+++ Input records
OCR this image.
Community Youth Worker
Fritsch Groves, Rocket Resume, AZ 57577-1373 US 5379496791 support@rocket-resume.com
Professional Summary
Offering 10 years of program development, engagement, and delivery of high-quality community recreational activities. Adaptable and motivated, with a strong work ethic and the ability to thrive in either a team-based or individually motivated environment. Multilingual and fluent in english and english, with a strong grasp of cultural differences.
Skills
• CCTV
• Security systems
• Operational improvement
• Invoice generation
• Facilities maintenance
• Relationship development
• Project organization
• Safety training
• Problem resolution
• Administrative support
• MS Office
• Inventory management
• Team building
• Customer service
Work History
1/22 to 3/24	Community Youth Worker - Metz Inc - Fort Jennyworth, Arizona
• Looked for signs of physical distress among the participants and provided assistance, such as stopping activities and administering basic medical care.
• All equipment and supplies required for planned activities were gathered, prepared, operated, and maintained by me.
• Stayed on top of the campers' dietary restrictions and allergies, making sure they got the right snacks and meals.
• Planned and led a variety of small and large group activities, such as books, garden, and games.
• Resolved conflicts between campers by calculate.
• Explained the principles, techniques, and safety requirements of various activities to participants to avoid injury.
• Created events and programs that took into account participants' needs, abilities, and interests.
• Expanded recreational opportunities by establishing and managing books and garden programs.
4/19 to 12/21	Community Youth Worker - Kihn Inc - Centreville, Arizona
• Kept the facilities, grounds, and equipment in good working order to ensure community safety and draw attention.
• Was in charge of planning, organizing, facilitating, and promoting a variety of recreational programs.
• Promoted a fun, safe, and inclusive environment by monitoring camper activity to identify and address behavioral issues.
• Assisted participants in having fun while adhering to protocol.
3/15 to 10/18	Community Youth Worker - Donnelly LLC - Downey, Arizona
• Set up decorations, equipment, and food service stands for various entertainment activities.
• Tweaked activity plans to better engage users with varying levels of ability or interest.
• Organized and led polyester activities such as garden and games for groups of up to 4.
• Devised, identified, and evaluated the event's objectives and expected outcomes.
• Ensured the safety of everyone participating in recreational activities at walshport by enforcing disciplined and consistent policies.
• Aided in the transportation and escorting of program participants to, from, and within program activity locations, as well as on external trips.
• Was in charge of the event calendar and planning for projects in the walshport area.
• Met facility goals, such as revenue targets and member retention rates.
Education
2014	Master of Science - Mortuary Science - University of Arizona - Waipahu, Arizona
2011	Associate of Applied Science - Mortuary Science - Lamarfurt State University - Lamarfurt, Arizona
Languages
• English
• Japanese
++++++
**What is expected:**
Print all of the entries exactly as they are written.

**Response:**
OCR this image.
Community Youth Worker
Fritsch Groves, Rocket Resume, AZ 57577-1373 US 5379496791 support@rocket-resume.com
Professional Summary
Offering 10 years of program development, engagement, and delivery of high-quality community recreational activities. Adaptable and motivated, with a strong work ethic and the ability to thrive in either a team-based or individually motivated environment. Multilingual and fluent in english and english, with a strong grasp of cultural differences.
Skills
• CCTV
• Security systems
• Operational improvement
• Invoice generation
• Facilities maintenance
• Relationship development
• Project organization
• Safety training
• Problem resolution
• Administrative support
• MS Office
• Inventory management
• Team building
• Customer service
Work History
1/22 to 3/24	Community Youth Worker - Metz Inc - Fort Jennyworth, Arizona
• Looked for signs of physical distress among the participants and provided assistance, such as stopping activities and administering basic medical care.
• All equipment and supplies required for planned activities were gathered, prepared, operated, and maintained by me.
• Stayed on top of the campers' dietary restrictions and allergies, making sure they got the right snacks and meals.
• Planned and led a variety of small and large group activities, such as books, garden, and games.
• Resolved conflicts between campers by calculate.
• Explained the principles, techniques, and safety requirements of various activities to participants to avoid injury.
• Created events and programs that took into account participants' needs, abilities, and interests.
• Expanded recreational opportunities by establishing and managing books and garden programs.
4/19 to 12/21	Community Youth Worker - Kihn Inc - Centreville, Arizona
• Kept the facilities, grounds, and equipment in good working order to ensure community safety and draw attention.
• Was in charge of planning, organizing, facilitating, and promoting a variety of recreational programs.
• Promoted a fun, safe, and inclusive environment by monitoring camper activity to identify and address behavioral issues.
• Assisted participants in having fun while adhering to protocol.
3/15 to 10/18	Community Youth Worker - Donnelly LLC - Downey, Arizona
• Set up decorations, equipment, and food service stands for various entertainment activities.
• Tweaked activity plans to better engage users with varying levels of ability or interest.
• Organized and led polyester activities such as garden and games for groups of up to 4.
• Devised, identified, and evaluated the event's objectives and expected outcomes.
• Ensured the safety of everyone participating in recreational activities at walshport by enforcing disciplined and consistent policies.
• Aided in the transportation and escorting of program participants to, from, and within program activity locations, as well as on external trips.
• Was in charge of the event calendar and planning for projects in the walshport area.
• Met facility goals, such as revenue targets and member retention rates.
Education
2014	Master of Science - Mortuary Science - University of Arizona - Waipahu, Arizona
2011	Associate of Applied Science - Mortuary Science - Lamarfurt State University - Lamarfurt, Arizona
Languages
• English
• Japanese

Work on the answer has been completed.